═════ Dataset records ═════

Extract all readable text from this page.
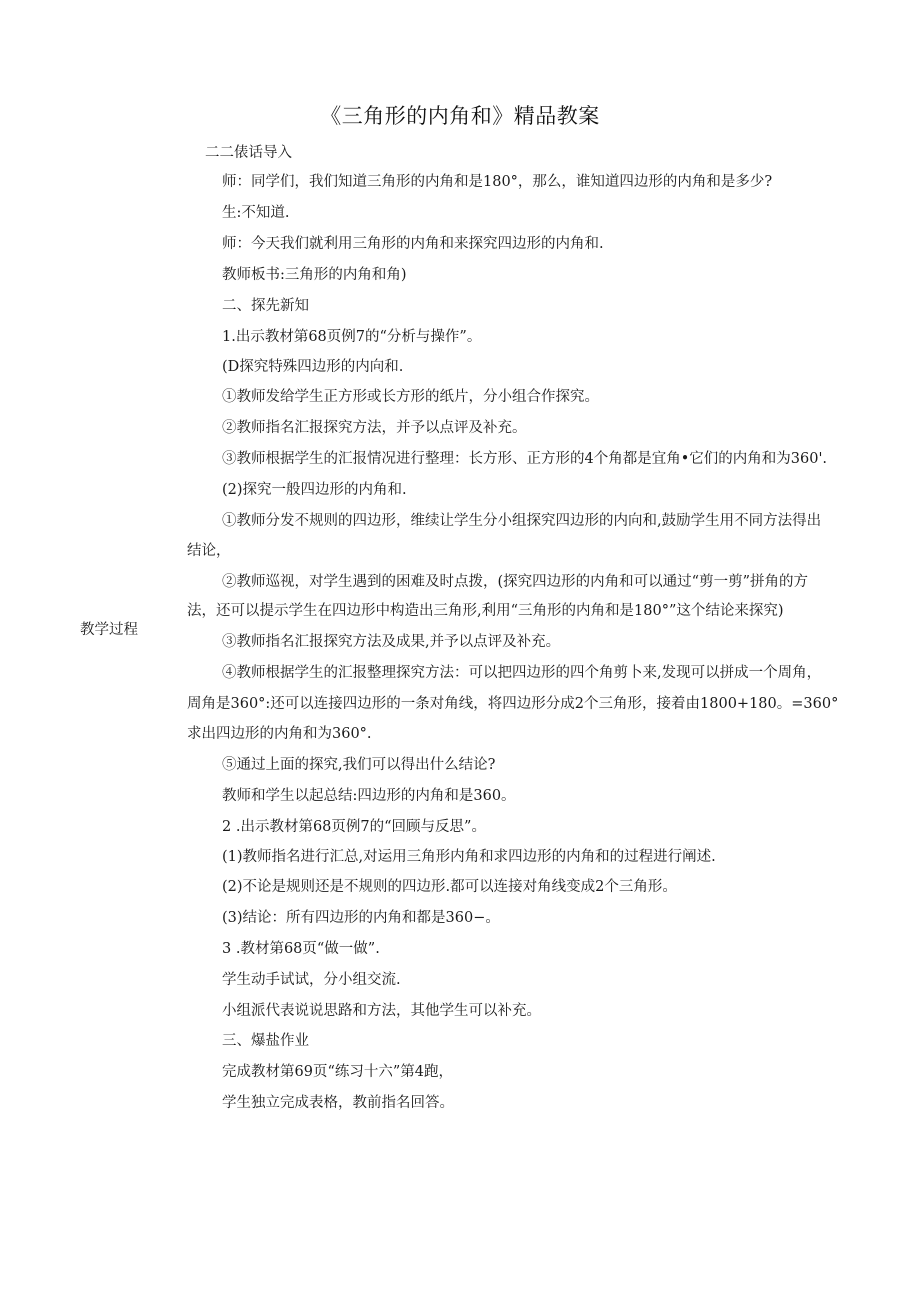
《三角形的内角和》精品教案
教学过程
二二俵话导入
师：同学们，我们知道三角形的内角和是180°，那么，谁知道四边形的内角和是多少?
生:不知道.
师：今天我们就利用三角形的内角和来探究四边形的内角和.
教师板书:三角形的内角和角)
二、探先新知
1.出示教材第68页例7的“分析与操作”。
(D探究特殊四边形的内向和.
①教师发给学生正方形或长方形的纸片，分小组合作探究。
②教师指名汇报探究方法，并予以点评及补充。
③教师根据学生的汇报情况进行整理：长方形、正方形的4个角都是宜角•它们的内角和为360'.
(2)探究一般四边形的内角和.
①教师分发不规则的四边形，维续让学生分小组探究四边形的内向和,鼓励学生用不同方法得出
结论，
②教师巡视，对学生遇到的困难及时点拨，(探究四边形的内角和可以通过“剪一剪”拼角的方
法，还可以提示学生在四边形中构造出三角形,利用“三角形的内角和是180°”这个结论来探究)
③教师指名汇报探究方法及成果,并予以点评及补充。
④教师根据学生的汇报整理探究方法：可以把四边形的四个角剪卜来,发现可以拼成一个周角，
周角是360°:还可以连接四边形的一条对角线，将四边形分成2个三角形，接着由1800+180。=360°
求出四边形的内角和为360°.
⑤通过上面的探究,我们可以得出什么结论?
教师和学生以起总结:四边形的内角和是360。
2 .出示教材第68页例7的“回顾与反思”。
(1)教师指名进行汇总,对运用三角形内角和求四边形的内角和的过程进行阐述.
(2)不论是规则还是不规则的四边形.都可以连接对角线变成2个三角形。
(3)结论：所有四边形的内角和都是360−。
3 .教材第68页“做一做”.
学生动手试试，分小组交流.
小组派代表说说思路和方法，其他学生可以补充。
三、爆盐作业
完成教材第69页“练习十六”第4跑，
学生独立完成表格，教前指名回答。
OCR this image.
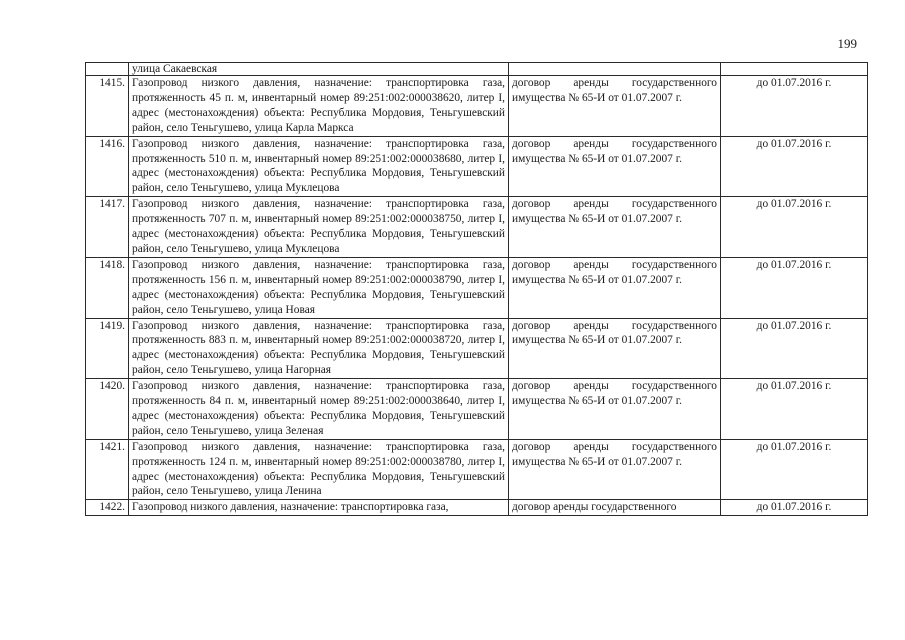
199
	улица Сакаевская		
1415.	Газопровод низкого давления, назначение: транспортировка газа, протяженность 45 п. м, инвентарный номер 89:251:002:000038620, литер I, адрес (местонахождения) объекта: Республика Мордовия, Теньгушевский район, село Теньгушево, улица Карла Маркса	договор аренды государственного имущества № 65-И от 01.07.2007 г.	до 01.07.2016 г.
1416.	Газопровод низкого давления, назначение: транспортировка газа, протяженность 510 п. м, инвентарный номер 89:251:002:000038680, литер I, адрес (местонахождения) объекта: Республика Мордовия, Теньгушевский район, село Теньгушево, улица Муклецова	договор аренды государственного имущества № 65-И от 01.07.2007 г.	до 01.07.2016 г.
1417.	Газопровод низкого давления, назначение: транспортировка газа, протяженность 707 п. м, инвентарный номер 89:251:002:000038750, литер I, адрес (местонахождения) объекта: Республика Мордовия, Теньгушевский район, село Теньгушево, улица Муклецова	договор аренды государственного имущества № 65-И от 01.07.2007 г.	до 01.07.2016 г.
1418.	Газопровод низкого давления, назначение: транспортировка газа, протяженность 156 п. м, инвентарный номер 89:251:002:000038790, литер I, адрес (местонахождения) объекта: Республика Мордовия, Теньгушевский район, село Теньгушево, улица Новая	договор аренды государственного имущества № 65-И от 01.07.2007 г.	до 01.07.2016 г.
1419.	Газопровод низкого давления, назначение: транспортировка газа, протяженность 883 п. м, инвентарный номер 89:251:002:000038720, литер I, адрес (местонахождения) объекта: Республика Мордовия, Теньгушевский район, село Теньгушево, улица Нагорная	договор аренды государственного имущества № 65-И от 01.07.2007 г.	до 01.07.2016 г.
1420.	Газопровод низкого давления, назначение: транспортировка газа, протяженность 84 п. м, инвентарный номер 89:251:002:000038640, литер I, адрес (местонахождения) объекта: Республика Мордовия, Теньгушевский район, село Теньгушево, улица Зеленая	договор аренды государственного имущества № 65-И от 01.07.2007 г.	до 01.07.2016 г.
1421.	Газопровод низкого давления, назначение: транспортировка газа, протяженность 124 п. м, инвентарный номер 89:251:002:000038780, литер I, адрес (местонахождения) объекта: Республика Мордовия, Теньгушевский район, село Теньгушево, улица Ленина	договор аренды государственного имущества № 65-И от 01.07.2007 г.	до 01.07.2016 г.
1422.	Газопровод низкого давления, назначение: транспортировка газа,	договор аренды государственного	до 01.07.2016 г.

═════

Short task
Copy out the listing exactly as it stands, but not the pictures.

Response to this task
Extract all readable text from this page.
《三角形的内角和》精品教案
教学过程
二二俵话导入
师：同学们，我们知道三角形的内角和是180°，那么，谁知道四边形的内角和是多少?
生:不知道.
师：今天我们就利用三角形的内角和来探究四边形的内角和.
教师板书:三角形的内角和角)
二、探先新知
1.出示教材第68页例7的“分析与操作”。
(D探究特殊四边形的内向和.
①教师发给学生正方形或长方形的纸片，分小组合作探究。
②教师指名汇报探究方法，并予以点评及补充。
③教师根据学生的汇报情况进行整理：长方形、正方形的4个角都是宜角•它们的内角和为360'.
(2)探究一般四边形的内角和.
①教师分发不规则的四边形，维续让学生分小组探究四边形的内向和,鼓励学生用不同方法得出
结论，
②教师巡视，对学生遇到的困难及时点拨，(探究四边形的内角和可以通过“剪一剪”拼角的方
法，还可以提示学生在四边形中构造出三角形,利用“三角形的内角和是180°”这个结论来探究)
③教师指名汇报探究方法及成果,并予以点评及补充。
④教师根据学生的汇报整理探究方法：可以把四边形的四个角剪卜来,发现可以拼成一个周角，
周角是360°:还可以连接四边形的一条对角线，将四边形分成2个三角形，接着由1800+180。=360°
求出四边形的内角和为360°.
⑤通过上面的探究,我们可以得出什么结论?
教师和学生以起总结:四边形的内角和是360。
2 .出示教材第68页例7的“回顾与反思”。
(1)教师指名进行汇总,对运用三角形内角和求四边形的内角和的过程进行阐述.
(2)不论是规则还是不规则的四边形.都可以连接对角线变成2个三角形。
(3)结论：所有四边形的内角和都是360−。
3 .教材第68页“做一做”.
学生动手试试，分小组交流.
小组派代表说说思路和方法，其他学生可以补充。
三、爆盐作业
完成教材第69页“练习十六”第4跑，
学生独立完成表格，教前指名回答。
OCR this image.
199
	улица Сакаевская		
1415.	Газопровод низкого давления, назначение: транспортировка газа, протяженность 45 п. м, инвентарный номер 89:251:002:000038620, литер I, адрес (местонахождения) объекта: Республика Мордовия, Теньгушевский район, село Теньгушево, улица Карла Маркса	договор аренды государственного имущества № 65-И от 01.07.2007 г.	до 01.07.2016 г.
1416.	Газопровод низкого давления, назначение: транспортировка газа, протяженность 510 п. м, инвентарный номер 89:251:002:000038680, литер I, адрес (местонахождения) объекта: Республика Мордовия, Теньгушевский район, село Теньгушево, улица Муклецова	договор аренды государственного имущества № 65-И от 01.07.2007 г.	до 01.07.2016 г.
1417.	Газопровод низкого давления, назначение: транспортировка газа, протяженность 707 п. м, инвентарный номер 89:251:002:000038750, литер I, адрес (местонахождения) объекта: Республика Мордовия, Теньгушевский район, село Теньгушево, улица Муклецова	договор аренды государственного имущества № 65-И от 01.07.2007 г.	до 01.07.2016 г.
1418.	Газопровод низкого давления, назначение: транспортировка газа, протяженность 156 п. м, инвентарный номер 89:251:002:000038790, литер I, адрес (местонахождения) объекта: Республика Мордовия, Теньгушевский район, село Теньгушево, улица Новая	договор аренды государственного имущества № 65-И от 01.07.2007 г.	до 01.07.2016 г.
1419.	Газопровод низкого давления, назначение: транспортировка газа, протяженность 883 п. м, инвентарный номер 89:251:002:000038720, литер I, адрес (местонахождения) объекта: Республика Мордовия, Теньгушевский район, село Теньгушево, улица Нагорная	договор аренды государственного имущества № 65-И от 01.07.2007 г.	до 01.07.2016 г.
1420.	Газопровод низкого давления, назначение: транспортировка газа, протяженность 84 п. м, инвентарный номер 89:251:002:000038640, литер I, адрес (местонахождения) объекта: Республика Мордовия, Теньгушевский район, село Теньгушево, улица Зеленая	договор аренды государственного имущества № 65-И от 01.07.2007 г.	до 01.07.2016 г.
1421.	Газопровод низкого давления, назначение: транспортировка газа, протяженность 124 п. м, инвентарный номер 89:251:002:000038780, литер I, адрес (местонахождения) объекта: Республика Мордовия, Теньгушевский район, село Теньгушево, улица Ленина	договор аренды государственного имущества № 65-И от 01.07.2007 г.	до 01.07.2016 г.
1422.	Газопровод низкого давления, назначение: транспортировка газа,	договор аренды государственного	до 01.07.2016 г.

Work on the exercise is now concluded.